*INSTRUCTION*.
Find every line containing the word "circle" and report the count, nothing more.

*MATERIAL FOR THIS TASK*.
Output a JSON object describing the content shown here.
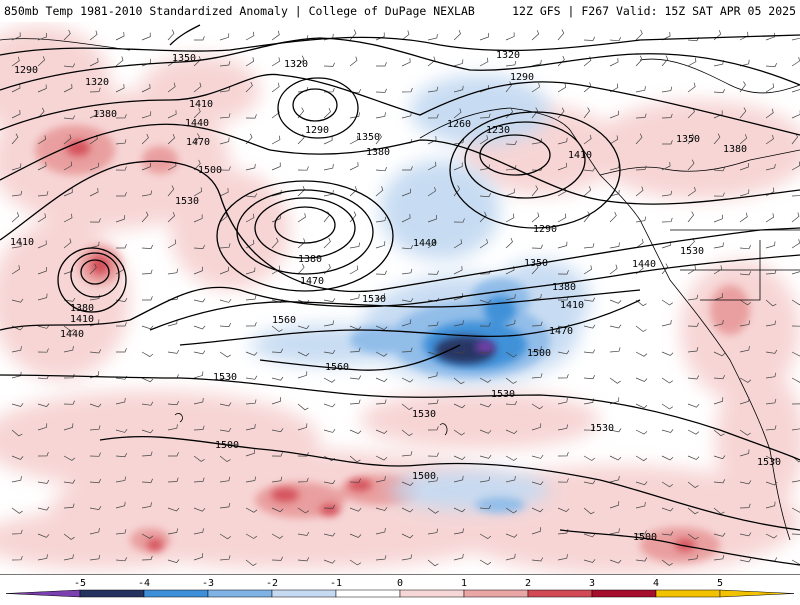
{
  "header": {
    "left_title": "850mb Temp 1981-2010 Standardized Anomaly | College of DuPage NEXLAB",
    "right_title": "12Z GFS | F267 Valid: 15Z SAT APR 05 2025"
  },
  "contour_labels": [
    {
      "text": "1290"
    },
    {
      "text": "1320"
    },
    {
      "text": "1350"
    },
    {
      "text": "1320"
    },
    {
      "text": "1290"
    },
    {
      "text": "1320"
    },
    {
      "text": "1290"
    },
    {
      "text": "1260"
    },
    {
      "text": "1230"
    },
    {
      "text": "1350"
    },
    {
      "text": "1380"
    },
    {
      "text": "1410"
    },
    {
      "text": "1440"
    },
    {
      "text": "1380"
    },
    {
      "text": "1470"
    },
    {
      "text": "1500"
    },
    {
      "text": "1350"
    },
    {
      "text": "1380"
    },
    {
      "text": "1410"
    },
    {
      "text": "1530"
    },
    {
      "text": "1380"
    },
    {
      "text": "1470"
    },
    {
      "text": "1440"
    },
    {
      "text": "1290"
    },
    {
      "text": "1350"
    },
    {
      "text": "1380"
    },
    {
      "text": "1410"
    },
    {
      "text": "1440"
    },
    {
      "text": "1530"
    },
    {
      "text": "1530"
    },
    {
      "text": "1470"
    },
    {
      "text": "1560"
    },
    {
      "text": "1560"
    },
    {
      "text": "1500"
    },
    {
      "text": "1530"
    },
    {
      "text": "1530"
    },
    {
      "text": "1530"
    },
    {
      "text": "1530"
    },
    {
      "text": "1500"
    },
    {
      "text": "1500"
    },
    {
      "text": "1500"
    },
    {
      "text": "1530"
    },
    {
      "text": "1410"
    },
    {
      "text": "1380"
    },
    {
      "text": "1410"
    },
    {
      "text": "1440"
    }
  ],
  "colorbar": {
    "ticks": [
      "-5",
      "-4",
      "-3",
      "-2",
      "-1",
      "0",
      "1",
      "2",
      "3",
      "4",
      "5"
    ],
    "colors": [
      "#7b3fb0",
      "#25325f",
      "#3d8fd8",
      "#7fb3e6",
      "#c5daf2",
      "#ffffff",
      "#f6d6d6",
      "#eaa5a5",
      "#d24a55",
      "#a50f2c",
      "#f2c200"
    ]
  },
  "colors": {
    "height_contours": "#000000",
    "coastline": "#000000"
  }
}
* * *
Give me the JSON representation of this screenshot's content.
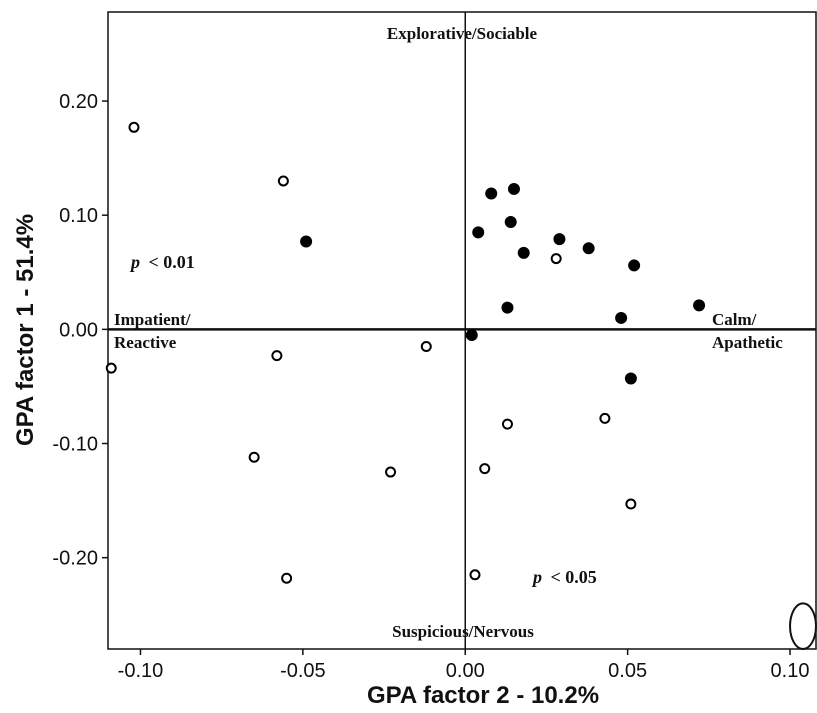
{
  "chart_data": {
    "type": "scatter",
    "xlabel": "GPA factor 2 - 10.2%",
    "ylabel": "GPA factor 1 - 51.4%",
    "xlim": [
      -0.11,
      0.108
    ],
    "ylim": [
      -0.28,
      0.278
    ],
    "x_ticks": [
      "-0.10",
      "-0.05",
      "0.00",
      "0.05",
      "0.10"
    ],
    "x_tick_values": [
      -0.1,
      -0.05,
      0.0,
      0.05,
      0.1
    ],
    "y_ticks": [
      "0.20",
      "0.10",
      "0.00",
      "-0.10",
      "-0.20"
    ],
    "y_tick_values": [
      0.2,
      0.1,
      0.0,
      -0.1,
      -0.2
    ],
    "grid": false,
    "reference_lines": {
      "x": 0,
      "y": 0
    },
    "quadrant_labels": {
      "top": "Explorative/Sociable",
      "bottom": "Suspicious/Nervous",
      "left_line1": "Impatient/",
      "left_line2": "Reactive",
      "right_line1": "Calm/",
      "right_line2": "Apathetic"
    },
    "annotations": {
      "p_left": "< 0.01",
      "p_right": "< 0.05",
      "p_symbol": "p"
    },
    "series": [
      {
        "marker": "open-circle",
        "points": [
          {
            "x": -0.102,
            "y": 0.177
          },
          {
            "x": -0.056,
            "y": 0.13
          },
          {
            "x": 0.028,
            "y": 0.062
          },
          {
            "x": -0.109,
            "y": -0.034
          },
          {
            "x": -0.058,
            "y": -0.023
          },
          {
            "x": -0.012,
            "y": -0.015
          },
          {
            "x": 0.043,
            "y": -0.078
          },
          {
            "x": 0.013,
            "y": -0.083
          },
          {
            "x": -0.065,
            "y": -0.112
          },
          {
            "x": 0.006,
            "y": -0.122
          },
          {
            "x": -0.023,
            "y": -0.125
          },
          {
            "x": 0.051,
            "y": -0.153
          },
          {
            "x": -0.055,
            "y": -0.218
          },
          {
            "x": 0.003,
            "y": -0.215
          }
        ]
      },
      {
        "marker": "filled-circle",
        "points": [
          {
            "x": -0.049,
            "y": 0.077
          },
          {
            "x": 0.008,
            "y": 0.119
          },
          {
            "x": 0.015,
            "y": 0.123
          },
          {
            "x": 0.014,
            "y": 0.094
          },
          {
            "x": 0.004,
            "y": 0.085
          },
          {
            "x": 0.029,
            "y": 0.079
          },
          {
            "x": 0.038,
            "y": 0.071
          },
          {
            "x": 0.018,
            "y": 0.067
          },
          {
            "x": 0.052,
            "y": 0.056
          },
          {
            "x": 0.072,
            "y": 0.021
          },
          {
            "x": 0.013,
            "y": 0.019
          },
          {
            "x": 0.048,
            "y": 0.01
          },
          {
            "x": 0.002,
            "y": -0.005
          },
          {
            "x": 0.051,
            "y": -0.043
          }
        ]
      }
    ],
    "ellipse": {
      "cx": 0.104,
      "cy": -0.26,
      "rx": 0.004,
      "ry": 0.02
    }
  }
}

*EXERCISE RESPONSE*.
2